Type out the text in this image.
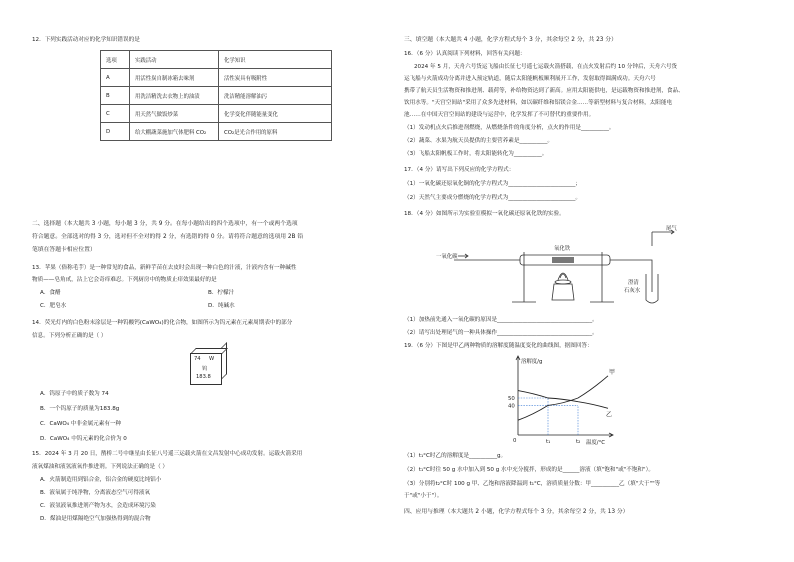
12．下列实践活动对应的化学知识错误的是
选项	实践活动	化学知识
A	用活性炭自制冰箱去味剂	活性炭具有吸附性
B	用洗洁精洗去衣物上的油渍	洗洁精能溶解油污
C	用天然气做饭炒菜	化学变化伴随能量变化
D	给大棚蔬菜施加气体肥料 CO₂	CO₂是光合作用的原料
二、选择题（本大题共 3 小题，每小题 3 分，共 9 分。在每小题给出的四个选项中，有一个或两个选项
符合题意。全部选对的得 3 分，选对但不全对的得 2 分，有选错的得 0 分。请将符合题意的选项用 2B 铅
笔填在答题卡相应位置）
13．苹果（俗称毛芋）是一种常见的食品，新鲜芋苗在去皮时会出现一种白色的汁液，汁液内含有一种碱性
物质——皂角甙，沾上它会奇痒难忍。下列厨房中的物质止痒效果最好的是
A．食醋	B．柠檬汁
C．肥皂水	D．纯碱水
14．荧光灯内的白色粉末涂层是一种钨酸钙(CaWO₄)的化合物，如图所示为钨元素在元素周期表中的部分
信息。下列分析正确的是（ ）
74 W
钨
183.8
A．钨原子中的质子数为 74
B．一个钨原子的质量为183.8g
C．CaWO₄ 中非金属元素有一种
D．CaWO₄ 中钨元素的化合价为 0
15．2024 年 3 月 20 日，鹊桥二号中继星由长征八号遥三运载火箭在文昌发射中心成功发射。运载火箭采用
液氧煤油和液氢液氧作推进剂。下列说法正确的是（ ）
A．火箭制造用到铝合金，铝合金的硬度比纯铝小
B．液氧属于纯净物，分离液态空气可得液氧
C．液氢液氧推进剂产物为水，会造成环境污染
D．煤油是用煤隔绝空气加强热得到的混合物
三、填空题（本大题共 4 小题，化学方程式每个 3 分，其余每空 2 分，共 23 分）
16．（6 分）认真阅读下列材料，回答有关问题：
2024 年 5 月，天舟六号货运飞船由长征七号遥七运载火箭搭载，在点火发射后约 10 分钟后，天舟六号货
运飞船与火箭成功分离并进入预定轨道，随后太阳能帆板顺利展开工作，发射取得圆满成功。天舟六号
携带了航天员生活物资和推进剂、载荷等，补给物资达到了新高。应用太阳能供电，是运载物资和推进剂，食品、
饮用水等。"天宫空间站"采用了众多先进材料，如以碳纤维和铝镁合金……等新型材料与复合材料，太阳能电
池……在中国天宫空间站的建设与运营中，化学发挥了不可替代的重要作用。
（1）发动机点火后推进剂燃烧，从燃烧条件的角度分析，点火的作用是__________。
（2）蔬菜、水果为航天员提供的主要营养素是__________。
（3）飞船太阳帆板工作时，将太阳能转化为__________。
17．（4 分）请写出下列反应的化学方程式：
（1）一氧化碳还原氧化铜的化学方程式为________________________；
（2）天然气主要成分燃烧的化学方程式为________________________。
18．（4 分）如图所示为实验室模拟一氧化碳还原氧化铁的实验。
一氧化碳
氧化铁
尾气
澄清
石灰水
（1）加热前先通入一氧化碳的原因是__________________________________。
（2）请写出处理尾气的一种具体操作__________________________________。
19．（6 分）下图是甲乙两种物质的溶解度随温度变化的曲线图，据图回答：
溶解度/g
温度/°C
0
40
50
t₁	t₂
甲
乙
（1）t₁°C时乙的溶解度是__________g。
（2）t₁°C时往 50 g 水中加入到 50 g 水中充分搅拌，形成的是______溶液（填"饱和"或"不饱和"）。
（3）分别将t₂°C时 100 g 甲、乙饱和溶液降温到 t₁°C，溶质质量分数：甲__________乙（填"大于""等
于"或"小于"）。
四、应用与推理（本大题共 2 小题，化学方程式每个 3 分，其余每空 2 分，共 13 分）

____

#### WHAT IS NEEDED
Reproduce all of the material above word for word. Omit the pictures.

#### RESPONSE
Type out the text in this image.
12．下列实践活动对应的化学知识错误的是
选项	实践活动	化学知识
A	用活性炭自制冰箱去味剂	活性炭具有吸附性
B	用洗洁精洗去衣物上的油渍	洗洁精能溶解油污
C	用天然气做饭炒菜	化学变化伴随能量变化
D	给大棚蔬菜施加气体肥料 CO₂	CO₂是光合作用的原料
二、选择题（本大题共 3 小题，每小题 3 分，共 9 分。在每小题给出的四个选项中，有一个或两个选项
符合题意。全部选对的得 3 分，选对但不全对的得 2 分，有选错的得 0 分。请将符合题意的选项用 2B 铅
笔填在答题卡相应位置）
13．苹果（俗称毛芋）是一种常见的食品，新鲜芋苗在去皮时会出现一种白色的汁液，汁液内含有一种碱性
物质——皂角甙，沾上它会奇痒难忍。下列厨房中的物质止痒效果最好的是
A．食醋	B．柠檬汁
C．肥皂水	D．纯碱水
14．荧光灯内的白色粉末涂层是一种钨酸钙(CaWO₄)的化合物，如图所示为钨元素在元素周期表中的部分
信息。下列分析正确的是（ ）
74 W
钨
183.8
A．钨原子中的质子数为 74
B．一个钨原子的质量为183.8g
C．CaWO₄ 中非金属元素有一种
D．CaWO₄ 中钨元素的化合价为 0
15．2024 年 3 月 20 日，鹊桥二号中继星由长征八号遥三运载火箭在文昌发射中心成功发射。运载火箭采用
液氧煤油和液氢液氧作推进剂。下列说法正确的是（ ）
A．火箭制造用到铝合金，铝合金的硬度比纯铝小
B．液氧属于纯净物，分离液态空气可得液氧
C．液氢液氧推进剂产物为水，会造成环境污染
D．煤油是用煤隔绝空气加强热得到的混合物
三、填空题（本大题共 4 小题，化学方程式每个 3 分，其余每空 2 分，共 23 分）
16．（6 分）认真阅读下列材料，回答有关问题：
2024 年 5 月，天舟六号货运飞船由长征七号遥七运载火箭搭载，在点火发射后约 10 分钟后，天舟六号货
运飞船与火箭成功分离并进入预定轨道，随后太阳能帆板顺利展开工作，发射取得圆满成功。天舟六号
携带了航天员生活物资和推进剂、载荷等，补给物资达到了新高。应用太阳能供电，是运载物资和推进剂，食品、
饮用水等。"天宫空间站"采用了众多先进材料，如以碳纤维和铝镁合金……等新型材料与复合材料，太阳能电
池……在中国天宫空间站的建设与运营中，化学发挥了不可替代的重要作用。
（1）发动机点火后推进剂燃烧，从燃烧条件的角度分析，点火的作用是__________。
（2）蔬菜、水果为航天员提供的主要营养素是__________。
（3）飞船太阳帆板工作时，将太阳能转化为__________。
17．（4 分）请写出下列反应的化学方程式：
（1）一氧化碳还原氧化铜的化学方程式为________________________；
（2）天然气主要成分燃烧的化学方程式为________________________。
18．（4 分）如图所示为实验室模拟一氧化碳还原氧化铁的实验。
一氧化碳
氧化铁
尾气
澄清
石灰水
（1）加热前先通入一氧化碳的原因是__________________________________。
（2）请写出处理尾气的一种具体操作__________________________________。
19．（6 分）下图是甲乙两种物质的溶解度随温度变化的曲线图，据图回答：
溶解度/g
温度/°C
0
40
50
t₁	t₂
甲
乙
（1）t₁°C时乙的溶解度是__________g。
（2）t₁°C时往 50 g 水中加入到 50 g 水中充分搅拌，形成的是______溶液（填"饱和"或"不饱和"）。
（3）分别将t₂°C时 100 g 甲、乙饱和溶液降温到 t₁°C，溶质质量分数：甲__________乙（填"大于""等
于"或"小于"）。
四、应用与推理（本大题共 2 小题，化学方程式每个 3 分，其余每空 2 分，共 13 分）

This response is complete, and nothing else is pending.